TASK PROMPT: Each line containing the word "person" must be collected.

DATA FOR THE TASK:
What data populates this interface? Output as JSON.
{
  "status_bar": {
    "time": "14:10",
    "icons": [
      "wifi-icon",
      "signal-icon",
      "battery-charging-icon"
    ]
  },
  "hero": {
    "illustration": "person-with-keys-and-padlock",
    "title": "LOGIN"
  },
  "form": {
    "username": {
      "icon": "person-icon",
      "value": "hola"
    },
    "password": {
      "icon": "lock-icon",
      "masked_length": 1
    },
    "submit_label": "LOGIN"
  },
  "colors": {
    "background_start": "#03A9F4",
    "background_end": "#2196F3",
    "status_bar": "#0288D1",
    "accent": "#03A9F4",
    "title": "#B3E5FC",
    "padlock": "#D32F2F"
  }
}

RESPONSE TO THE EXERCISE:
    "illustration": "person-with-keys-and-padlock",
      "icon": "person-icon",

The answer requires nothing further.